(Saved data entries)

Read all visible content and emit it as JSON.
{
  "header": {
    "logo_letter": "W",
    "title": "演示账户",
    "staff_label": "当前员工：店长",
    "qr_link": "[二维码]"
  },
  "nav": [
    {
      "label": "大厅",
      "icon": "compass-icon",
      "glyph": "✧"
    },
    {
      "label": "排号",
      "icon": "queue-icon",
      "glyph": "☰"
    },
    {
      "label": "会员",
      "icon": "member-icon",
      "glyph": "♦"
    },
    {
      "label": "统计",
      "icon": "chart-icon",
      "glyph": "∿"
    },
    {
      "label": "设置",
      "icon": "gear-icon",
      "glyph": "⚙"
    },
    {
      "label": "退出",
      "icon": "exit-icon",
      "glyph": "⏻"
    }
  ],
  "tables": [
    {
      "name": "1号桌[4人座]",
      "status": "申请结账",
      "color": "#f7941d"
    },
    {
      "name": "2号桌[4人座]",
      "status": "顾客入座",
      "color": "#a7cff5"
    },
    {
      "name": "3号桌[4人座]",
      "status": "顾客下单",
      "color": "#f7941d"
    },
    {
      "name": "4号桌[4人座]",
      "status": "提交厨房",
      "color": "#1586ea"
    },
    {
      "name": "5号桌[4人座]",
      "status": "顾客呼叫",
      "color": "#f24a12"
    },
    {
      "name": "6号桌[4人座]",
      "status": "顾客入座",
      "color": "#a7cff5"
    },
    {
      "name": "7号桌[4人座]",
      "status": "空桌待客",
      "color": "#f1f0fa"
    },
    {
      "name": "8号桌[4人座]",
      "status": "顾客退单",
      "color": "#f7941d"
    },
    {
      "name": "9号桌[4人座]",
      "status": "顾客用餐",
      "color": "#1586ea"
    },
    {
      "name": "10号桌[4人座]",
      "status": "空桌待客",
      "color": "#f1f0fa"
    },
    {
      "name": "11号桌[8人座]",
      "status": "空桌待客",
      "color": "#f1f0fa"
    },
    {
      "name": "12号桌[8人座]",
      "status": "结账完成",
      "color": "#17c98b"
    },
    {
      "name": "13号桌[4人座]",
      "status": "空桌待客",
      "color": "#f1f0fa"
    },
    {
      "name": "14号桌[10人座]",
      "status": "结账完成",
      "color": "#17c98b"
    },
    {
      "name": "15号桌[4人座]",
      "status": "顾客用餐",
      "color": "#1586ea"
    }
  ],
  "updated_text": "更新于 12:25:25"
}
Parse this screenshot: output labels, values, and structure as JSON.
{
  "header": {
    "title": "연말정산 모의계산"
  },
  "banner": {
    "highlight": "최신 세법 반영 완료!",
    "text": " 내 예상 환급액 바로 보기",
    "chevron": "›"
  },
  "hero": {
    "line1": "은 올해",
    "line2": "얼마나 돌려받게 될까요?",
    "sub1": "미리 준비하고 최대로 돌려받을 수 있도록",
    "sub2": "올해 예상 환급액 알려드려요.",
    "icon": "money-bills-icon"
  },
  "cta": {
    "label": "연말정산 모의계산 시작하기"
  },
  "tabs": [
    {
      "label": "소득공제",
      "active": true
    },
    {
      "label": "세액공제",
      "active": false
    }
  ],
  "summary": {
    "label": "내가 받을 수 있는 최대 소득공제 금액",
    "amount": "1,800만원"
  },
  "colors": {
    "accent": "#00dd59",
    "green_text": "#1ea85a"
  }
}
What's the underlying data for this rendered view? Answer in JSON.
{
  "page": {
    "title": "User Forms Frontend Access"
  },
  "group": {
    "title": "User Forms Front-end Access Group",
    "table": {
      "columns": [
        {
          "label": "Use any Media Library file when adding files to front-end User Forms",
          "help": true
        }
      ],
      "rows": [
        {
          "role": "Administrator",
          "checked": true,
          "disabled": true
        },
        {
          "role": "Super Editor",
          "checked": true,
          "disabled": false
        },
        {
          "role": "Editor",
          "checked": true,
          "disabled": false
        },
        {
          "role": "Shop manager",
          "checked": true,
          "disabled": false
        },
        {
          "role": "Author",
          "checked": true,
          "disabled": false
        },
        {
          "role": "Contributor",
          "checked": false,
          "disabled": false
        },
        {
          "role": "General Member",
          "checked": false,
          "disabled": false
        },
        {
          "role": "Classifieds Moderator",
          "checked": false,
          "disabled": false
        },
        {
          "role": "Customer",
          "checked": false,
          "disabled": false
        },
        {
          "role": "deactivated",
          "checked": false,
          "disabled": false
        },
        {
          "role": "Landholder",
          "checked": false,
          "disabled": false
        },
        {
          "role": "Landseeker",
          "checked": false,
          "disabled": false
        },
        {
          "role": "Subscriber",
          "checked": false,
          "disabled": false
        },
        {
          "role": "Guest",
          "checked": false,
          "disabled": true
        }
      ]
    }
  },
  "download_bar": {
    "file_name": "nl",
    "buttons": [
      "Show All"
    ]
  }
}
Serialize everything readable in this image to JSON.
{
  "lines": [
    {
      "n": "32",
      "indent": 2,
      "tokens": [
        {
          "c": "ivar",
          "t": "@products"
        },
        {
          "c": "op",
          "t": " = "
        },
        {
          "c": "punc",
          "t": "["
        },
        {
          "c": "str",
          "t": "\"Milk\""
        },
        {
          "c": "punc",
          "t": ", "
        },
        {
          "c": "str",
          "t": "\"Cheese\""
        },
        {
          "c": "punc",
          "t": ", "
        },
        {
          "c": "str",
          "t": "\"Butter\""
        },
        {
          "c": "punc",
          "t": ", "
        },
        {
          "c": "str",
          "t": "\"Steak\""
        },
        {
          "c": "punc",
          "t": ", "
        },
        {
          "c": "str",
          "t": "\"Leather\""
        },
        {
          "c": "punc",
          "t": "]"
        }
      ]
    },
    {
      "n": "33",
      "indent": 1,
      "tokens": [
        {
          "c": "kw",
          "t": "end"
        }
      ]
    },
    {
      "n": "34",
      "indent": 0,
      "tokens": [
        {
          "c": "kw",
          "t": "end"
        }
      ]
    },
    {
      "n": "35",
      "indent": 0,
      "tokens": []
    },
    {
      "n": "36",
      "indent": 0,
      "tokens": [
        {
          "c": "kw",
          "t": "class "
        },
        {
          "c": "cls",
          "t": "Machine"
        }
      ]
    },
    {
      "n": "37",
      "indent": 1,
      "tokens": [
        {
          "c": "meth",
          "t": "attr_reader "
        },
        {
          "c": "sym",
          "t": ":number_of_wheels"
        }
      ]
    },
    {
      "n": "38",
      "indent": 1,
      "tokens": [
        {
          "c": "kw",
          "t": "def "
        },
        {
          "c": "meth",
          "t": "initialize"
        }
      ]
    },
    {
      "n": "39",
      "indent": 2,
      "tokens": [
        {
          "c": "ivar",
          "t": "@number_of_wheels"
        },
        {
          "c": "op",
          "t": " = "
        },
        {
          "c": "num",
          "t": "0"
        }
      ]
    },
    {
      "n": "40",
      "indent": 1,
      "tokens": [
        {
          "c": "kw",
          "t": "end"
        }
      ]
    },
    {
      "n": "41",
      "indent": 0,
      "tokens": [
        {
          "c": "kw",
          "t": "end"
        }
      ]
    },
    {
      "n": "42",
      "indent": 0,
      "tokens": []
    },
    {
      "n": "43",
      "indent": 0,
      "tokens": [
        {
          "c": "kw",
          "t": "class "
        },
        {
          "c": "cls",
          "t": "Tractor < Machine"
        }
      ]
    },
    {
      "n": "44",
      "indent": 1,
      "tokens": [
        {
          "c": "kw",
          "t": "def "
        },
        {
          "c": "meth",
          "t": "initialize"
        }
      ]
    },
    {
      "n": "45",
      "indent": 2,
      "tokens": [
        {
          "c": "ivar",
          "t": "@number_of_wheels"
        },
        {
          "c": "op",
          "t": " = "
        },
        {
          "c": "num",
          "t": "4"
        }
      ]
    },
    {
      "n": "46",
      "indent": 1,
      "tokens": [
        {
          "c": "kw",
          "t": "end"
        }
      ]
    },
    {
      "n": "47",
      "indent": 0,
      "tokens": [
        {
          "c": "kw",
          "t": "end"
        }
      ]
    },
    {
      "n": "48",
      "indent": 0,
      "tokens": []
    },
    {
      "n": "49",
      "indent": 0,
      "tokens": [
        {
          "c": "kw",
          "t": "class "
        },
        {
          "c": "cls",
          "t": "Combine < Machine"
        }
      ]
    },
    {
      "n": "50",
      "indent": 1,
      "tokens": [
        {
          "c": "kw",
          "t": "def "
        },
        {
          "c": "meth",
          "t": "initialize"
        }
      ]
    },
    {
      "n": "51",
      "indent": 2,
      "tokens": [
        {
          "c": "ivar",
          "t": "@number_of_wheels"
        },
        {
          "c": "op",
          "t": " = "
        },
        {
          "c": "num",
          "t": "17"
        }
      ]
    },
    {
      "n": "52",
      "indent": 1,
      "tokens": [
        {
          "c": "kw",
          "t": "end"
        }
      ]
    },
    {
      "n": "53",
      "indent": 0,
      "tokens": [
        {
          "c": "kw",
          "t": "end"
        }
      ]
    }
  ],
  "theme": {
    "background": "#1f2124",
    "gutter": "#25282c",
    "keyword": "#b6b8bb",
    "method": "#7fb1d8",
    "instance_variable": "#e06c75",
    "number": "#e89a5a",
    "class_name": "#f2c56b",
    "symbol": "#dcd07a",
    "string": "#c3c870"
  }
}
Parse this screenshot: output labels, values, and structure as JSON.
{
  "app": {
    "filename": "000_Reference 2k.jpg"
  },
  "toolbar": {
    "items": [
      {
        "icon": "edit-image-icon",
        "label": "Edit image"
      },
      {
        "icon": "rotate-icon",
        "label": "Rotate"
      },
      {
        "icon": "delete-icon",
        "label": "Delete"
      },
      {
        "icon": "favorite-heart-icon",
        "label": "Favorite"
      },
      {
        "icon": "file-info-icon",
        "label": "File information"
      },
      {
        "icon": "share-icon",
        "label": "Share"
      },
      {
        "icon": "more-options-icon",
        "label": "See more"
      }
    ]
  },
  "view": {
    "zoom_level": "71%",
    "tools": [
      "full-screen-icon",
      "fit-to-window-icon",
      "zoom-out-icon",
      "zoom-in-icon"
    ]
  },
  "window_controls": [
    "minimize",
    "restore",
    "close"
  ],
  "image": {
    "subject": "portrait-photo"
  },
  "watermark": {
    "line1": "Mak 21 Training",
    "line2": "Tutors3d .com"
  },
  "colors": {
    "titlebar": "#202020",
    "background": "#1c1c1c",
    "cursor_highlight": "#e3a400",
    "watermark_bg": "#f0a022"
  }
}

- Task details -
For the material, find the number of lines holding the word "view" and give that figure and nothing more.

- Response to this exercise -
2